(Entries from a dataset)
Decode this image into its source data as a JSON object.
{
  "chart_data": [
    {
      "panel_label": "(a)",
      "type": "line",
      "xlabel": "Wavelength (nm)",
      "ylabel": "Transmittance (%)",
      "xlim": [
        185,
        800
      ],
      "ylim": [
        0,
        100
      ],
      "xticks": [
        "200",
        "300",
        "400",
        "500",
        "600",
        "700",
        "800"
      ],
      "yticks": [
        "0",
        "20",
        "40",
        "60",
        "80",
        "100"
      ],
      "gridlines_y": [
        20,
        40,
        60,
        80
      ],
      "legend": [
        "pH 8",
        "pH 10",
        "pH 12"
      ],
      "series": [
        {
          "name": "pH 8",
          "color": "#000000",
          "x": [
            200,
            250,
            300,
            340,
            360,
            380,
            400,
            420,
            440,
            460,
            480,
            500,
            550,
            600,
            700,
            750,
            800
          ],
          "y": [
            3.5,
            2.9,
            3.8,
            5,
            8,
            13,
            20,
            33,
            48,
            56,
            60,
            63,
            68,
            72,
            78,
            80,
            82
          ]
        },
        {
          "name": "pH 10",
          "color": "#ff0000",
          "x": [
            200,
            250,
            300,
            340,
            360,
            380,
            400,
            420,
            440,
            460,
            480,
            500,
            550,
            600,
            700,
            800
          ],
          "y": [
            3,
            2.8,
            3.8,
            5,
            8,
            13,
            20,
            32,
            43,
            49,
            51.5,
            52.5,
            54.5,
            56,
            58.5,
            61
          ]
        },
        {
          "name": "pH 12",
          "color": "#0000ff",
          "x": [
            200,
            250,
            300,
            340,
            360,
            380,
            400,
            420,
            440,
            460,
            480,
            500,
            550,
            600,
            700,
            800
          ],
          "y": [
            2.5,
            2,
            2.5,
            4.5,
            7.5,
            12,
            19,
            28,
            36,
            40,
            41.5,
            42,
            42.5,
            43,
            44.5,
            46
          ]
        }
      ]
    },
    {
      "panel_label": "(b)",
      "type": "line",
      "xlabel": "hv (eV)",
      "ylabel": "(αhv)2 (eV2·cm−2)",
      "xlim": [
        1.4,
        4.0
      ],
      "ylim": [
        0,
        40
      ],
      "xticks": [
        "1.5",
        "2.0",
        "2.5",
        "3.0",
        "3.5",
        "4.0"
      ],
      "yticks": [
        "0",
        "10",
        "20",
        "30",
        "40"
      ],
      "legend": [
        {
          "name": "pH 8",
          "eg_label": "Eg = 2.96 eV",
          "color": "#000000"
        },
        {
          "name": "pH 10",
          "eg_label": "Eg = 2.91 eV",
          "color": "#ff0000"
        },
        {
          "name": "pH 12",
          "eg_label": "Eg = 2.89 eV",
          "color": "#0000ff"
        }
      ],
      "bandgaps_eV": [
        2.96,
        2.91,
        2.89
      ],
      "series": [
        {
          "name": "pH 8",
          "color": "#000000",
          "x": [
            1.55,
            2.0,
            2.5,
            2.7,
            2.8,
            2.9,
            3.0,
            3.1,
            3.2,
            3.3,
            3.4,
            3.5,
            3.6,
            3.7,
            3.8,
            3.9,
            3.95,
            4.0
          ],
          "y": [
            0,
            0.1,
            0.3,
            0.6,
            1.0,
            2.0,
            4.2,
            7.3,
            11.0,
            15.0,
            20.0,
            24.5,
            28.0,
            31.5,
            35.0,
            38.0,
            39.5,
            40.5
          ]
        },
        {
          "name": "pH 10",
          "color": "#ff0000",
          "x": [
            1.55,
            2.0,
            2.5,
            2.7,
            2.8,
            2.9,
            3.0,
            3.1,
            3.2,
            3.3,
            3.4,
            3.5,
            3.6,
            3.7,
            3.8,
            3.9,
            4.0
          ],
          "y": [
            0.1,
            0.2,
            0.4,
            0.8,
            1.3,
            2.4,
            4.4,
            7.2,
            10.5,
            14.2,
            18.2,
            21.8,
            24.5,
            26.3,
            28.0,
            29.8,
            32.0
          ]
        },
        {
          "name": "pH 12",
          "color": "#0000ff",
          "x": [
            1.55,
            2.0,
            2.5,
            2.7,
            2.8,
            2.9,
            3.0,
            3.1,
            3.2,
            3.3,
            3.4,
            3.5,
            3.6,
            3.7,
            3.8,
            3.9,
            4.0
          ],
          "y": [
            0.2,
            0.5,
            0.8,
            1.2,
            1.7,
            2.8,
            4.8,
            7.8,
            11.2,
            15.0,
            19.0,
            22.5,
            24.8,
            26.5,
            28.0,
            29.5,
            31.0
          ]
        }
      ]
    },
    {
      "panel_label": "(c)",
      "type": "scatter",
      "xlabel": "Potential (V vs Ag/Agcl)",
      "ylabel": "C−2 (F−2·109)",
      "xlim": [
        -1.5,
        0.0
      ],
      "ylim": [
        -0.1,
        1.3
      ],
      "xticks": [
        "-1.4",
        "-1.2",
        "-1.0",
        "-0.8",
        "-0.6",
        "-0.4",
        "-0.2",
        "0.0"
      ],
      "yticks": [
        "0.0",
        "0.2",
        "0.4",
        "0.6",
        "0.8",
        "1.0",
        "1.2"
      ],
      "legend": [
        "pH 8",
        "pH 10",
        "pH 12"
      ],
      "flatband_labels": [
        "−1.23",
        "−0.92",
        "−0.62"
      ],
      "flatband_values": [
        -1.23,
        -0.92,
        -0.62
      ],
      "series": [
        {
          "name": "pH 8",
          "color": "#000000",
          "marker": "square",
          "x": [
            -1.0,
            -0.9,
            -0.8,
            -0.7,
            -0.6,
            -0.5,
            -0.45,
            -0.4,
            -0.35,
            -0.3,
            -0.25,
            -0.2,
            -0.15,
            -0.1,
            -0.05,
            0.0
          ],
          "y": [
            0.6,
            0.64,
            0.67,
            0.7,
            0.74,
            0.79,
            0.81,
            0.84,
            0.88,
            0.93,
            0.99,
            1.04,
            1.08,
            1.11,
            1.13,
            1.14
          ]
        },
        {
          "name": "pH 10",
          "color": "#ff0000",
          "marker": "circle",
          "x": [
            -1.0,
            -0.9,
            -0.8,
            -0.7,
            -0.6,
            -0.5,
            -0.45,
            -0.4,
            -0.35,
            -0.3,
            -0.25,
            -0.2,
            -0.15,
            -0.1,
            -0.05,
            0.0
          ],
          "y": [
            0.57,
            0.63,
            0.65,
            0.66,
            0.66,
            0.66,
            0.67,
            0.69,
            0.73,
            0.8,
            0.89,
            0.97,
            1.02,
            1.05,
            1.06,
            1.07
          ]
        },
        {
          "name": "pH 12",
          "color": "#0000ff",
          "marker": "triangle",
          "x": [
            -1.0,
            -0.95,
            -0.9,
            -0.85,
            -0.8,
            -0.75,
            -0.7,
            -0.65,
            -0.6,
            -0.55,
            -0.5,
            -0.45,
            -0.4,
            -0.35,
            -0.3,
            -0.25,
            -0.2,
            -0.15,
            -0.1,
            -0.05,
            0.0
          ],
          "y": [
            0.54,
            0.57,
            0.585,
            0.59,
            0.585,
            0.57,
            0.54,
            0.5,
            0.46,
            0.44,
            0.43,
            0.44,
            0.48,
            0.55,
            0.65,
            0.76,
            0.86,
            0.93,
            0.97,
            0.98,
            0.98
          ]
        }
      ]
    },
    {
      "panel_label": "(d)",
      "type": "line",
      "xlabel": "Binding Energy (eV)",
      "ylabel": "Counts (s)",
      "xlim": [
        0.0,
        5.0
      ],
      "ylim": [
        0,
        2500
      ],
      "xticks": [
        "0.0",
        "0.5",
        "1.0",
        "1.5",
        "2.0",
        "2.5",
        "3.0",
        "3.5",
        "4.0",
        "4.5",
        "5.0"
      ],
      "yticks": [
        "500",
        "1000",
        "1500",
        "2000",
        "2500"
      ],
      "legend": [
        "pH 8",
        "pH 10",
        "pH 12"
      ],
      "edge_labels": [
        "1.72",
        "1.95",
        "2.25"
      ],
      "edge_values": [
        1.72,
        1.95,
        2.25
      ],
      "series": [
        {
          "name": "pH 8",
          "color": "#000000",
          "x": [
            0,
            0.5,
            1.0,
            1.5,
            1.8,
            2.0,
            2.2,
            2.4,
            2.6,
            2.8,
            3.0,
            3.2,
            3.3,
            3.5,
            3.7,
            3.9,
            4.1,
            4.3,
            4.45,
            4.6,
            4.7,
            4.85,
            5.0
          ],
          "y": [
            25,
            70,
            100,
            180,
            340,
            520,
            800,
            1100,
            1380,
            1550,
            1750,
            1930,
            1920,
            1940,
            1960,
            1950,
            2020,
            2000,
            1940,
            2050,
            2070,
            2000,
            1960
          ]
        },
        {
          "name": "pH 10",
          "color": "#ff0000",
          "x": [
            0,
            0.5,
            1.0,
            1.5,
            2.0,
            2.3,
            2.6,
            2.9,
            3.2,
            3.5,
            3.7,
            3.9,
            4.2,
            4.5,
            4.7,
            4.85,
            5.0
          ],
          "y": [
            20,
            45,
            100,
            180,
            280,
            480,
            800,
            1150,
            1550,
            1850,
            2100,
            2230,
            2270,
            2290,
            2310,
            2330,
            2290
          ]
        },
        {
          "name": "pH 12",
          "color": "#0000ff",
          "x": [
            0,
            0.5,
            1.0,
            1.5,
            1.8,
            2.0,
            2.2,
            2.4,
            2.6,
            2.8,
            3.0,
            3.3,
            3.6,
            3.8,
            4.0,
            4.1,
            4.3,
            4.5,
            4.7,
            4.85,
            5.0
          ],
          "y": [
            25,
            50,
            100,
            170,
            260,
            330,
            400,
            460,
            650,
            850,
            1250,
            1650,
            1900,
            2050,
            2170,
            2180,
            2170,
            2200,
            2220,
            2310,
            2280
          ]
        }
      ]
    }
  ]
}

### [WHAT THE EXERCISE ASKS]
Work through the data and report how many of its lines hold the word "marker", giving only the figure.

### [SOLUTION TO THIS TASK]
3